DATA SECTION:
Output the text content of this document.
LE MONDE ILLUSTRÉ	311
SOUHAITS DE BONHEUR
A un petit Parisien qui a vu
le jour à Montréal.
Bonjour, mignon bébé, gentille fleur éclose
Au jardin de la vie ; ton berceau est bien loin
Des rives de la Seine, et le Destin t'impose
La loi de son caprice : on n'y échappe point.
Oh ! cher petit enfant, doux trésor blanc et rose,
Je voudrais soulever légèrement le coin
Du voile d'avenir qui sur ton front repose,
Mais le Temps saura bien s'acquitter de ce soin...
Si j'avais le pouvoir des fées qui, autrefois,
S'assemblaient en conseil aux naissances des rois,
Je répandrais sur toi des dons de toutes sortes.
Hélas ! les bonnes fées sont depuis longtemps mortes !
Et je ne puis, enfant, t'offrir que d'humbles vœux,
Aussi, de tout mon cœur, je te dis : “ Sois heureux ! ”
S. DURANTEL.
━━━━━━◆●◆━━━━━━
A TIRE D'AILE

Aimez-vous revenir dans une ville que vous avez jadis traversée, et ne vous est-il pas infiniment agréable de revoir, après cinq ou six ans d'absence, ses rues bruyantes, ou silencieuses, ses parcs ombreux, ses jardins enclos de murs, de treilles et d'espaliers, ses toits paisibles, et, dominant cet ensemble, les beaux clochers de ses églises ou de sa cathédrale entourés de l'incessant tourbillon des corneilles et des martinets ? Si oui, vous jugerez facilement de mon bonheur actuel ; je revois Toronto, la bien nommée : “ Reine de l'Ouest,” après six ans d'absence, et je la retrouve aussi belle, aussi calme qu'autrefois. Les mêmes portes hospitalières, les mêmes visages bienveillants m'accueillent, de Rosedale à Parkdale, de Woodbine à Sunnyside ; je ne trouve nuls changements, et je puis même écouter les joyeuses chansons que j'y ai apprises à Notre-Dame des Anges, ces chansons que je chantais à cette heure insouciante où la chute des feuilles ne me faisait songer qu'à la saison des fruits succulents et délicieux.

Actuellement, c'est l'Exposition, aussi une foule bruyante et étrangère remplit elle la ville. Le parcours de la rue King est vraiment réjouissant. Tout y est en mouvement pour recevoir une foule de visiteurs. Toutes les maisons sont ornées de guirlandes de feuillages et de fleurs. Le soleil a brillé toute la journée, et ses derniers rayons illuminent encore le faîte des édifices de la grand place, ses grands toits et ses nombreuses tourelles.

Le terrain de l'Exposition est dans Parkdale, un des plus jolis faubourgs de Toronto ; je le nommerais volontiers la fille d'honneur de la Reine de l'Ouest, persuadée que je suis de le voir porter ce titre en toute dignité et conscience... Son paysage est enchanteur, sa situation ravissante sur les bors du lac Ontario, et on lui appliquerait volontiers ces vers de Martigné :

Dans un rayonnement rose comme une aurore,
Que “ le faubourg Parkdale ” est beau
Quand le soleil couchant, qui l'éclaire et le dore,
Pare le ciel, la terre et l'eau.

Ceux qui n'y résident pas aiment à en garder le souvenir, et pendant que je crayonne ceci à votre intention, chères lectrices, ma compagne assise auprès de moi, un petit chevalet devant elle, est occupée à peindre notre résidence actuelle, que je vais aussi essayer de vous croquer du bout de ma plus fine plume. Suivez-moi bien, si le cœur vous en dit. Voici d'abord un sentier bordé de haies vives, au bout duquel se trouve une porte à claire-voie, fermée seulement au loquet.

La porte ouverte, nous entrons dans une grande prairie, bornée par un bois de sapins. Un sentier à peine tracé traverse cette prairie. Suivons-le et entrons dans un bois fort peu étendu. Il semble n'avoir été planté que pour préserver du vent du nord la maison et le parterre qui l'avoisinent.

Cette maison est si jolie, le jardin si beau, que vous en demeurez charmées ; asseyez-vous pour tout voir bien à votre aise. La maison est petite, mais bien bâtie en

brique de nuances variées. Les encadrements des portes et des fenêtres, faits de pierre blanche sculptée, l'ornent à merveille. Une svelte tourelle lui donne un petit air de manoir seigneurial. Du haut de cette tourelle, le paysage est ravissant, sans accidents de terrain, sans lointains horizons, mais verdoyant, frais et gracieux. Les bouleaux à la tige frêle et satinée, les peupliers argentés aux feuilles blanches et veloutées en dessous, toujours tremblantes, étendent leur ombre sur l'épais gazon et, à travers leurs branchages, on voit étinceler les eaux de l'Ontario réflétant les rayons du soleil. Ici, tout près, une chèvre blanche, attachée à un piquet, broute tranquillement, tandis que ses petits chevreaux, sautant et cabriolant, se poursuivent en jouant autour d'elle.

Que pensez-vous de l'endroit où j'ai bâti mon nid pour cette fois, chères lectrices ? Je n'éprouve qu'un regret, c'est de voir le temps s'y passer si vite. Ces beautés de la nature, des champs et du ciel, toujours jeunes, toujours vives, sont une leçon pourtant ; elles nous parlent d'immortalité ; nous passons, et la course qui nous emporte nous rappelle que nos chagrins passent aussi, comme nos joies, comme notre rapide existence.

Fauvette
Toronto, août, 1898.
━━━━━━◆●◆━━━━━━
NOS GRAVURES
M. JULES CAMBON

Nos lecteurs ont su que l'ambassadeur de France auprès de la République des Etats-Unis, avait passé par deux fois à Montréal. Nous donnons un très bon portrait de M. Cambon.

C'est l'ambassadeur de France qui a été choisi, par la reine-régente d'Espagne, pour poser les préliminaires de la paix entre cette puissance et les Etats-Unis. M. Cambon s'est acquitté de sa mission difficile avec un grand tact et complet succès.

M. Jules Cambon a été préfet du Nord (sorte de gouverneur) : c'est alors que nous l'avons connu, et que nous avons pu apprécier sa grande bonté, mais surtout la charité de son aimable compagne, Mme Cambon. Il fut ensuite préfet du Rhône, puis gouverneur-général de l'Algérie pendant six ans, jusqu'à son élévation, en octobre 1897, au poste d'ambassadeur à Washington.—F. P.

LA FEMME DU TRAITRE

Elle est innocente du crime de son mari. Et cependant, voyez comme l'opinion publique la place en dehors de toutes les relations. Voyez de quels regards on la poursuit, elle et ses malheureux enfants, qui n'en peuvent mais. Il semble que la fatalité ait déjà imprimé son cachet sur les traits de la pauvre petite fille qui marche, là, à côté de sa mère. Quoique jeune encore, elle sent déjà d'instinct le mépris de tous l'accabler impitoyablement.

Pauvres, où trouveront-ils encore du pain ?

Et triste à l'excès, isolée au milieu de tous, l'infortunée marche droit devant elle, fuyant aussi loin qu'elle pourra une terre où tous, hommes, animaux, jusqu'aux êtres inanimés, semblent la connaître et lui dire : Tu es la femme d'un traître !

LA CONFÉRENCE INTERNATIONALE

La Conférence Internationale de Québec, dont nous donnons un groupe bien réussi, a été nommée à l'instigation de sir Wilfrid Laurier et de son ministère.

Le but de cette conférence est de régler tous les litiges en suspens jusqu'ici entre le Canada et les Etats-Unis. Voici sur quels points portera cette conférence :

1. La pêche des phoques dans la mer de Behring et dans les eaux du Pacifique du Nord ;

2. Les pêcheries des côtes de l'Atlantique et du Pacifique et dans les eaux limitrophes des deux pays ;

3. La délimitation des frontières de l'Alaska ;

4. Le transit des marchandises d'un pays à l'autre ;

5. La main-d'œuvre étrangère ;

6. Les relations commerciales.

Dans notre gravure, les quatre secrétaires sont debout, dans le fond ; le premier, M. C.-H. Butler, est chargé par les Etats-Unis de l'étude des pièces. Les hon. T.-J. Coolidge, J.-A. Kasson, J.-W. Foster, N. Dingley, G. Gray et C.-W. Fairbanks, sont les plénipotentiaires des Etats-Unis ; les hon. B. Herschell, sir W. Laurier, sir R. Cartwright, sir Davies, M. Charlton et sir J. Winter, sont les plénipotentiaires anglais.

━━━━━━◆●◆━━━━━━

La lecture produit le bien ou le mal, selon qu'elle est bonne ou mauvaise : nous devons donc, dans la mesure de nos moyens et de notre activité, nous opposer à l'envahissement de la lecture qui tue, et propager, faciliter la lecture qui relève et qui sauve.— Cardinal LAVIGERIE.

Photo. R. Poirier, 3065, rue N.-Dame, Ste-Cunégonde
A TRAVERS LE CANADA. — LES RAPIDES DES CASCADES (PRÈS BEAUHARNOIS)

EXERCISE INSTRUCTIONS: In the records above, locate every line with the string "deux" and copy it.

WRITTEN ANSWER:
Nos lecteurs ont su que l'ambassadeur de France auprès de la République des Etats-Unis, avait passé par deux fois à Montréal. Nous donnons un très bon portrait de M. Cambon.
2. Les pêcheries des côtes de l'Atlantique et du Pacifique et dans les eaux limitrophes des deux pays ;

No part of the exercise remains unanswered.